## THE EXERCISE:
Take the material and output all of it exactly.

## RECORD LIST:
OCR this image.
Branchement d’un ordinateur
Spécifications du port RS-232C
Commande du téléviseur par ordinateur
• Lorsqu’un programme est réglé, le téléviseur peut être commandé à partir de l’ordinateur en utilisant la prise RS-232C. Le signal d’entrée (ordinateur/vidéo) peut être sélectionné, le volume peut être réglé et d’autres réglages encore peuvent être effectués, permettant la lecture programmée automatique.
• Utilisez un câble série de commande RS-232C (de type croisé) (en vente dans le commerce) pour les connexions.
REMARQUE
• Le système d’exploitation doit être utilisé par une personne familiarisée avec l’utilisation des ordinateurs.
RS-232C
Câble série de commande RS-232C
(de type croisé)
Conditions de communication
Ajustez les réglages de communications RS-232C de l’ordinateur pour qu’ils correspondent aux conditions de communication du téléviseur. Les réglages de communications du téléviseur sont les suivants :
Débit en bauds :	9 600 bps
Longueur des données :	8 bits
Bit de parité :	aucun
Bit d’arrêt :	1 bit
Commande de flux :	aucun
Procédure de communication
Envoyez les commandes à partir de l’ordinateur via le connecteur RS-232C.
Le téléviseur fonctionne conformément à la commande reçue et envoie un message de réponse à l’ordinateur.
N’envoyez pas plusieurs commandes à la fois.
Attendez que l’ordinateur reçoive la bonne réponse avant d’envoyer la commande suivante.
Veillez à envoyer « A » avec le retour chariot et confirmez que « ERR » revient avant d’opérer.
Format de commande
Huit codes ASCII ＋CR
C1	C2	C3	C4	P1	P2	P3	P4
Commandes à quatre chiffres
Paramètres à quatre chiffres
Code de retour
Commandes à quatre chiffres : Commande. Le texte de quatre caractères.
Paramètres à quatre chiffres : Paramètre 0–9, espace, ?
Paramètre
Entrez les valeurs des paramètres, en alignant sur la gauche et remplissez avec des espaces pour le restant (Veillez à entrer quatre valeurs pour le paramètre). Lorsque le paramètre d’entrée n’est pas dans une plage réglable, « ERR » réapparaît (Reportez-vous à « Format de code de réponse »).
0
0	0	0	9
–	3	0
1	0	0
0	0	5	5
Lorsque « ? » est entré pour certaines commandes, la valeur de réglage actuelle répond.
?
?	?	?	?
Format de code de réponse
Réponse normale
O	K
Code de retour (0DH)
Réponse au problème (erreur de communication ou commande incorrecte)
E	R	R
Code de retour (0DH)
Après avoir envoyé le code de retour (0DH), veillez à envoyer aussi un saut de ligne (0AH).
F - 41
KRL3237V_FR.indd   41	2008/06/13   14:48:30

## OUTPUT OF THE TASK:
OCR this image.
Branchement d’un ordinateur
Spécifications du port RS-232C
Commande du téléviseur par ordinateur
• Lorsqu’un programme est réglé, le téléviseur peut être commandé à partir de l’ordinateur en utilisant la prise RS-232C. Le signal d’entrée (ordinateur/vidéo) peut être sélectionné, le volume peut être réglé et d’autres réglages encore peuvent être effectués, permettant la lecture programmée automatique.
• Utilisez un câble série de commande RS-232C (de type croisé) (en vente dans le commerce) pour les connexions.
REMARQUE
• Le système d’exploitation doit être utilisé par une personne familiarisée avec l’utilisation des ordinateurs.
RS-232C
Câble série de commande RS-232C
(de type croisé)
Conditions de communication
Ajustez les réglages de communications RS-232C de l’ordinateur pour qu’ils correspondent aux conditions de communication du téléviseur. Les réglages de communications du téléviseur sont les suivants :
Débit en bauds :	9 600 bps
Longueur des données :	8 bits
Bit de parité :	aucun
Bit d’arrêt :	1 bit
Commande de flux :	aucun
Procédure de communication
Envoyez les commandes à partir de l’ordinateur via le connecteur RS-232C.
Le téléviseur fonctionne conformément à la commande reçue et envoie un message de réponse à l’ordinateur.
N’envoyez pas plusieurs commandes à la fois.
Attendez que l’ordinateur reçoive la bonne réponse avant d’envoyer la commande suivante.
Veillez à envoyer « A » avec le retour chariot et confirmez que « ERR » revient avant d’opérer.
Format de commande
Huit codes ASCII ＋CR
C1	C2	C3	C4	P1	P2	P3	P4
Commandes à quatre chiffres
Paramètres à quatre chiffres
Code de retour
Commandes à quatre chiffres : Commande. Le texte de quatre caractères.
Paramètres à quatre chiffres : Paramètre 0–9, espace, ?
Paramètre
Entrez les valeurs des paramètres, en alignant sur la gauche et remplissez avec des espaces pour le restant (Veillez à entrer quatre valeurs pour le paramètre). Lorsque le paramètre d’entrée n’est pas dans une plage réglable, « ERR » réapparaît (Reportez-vous à « Format de code de réponse »).
0
0	0	0	9
–	3	0
1	0	0
0	0	5	5
Lorsque « ? » est entré pour certaines commandes, la valeur de réglage actuelle répond.
?
?	?	?	?
Format de code de réponse
Réponse normale
O	K
Code de retour (0DH)
Réponse au problème (erreur de communication ou commande incorrecte)
E	R	R
Code de retour (0DH)
Après avoir envoyé le code de retour (0DH), veillez à envoyer aussi un saut de ligne (0AH).
F - 41
KRL3237V_FR.indd   41	2008/06/13   14:48:30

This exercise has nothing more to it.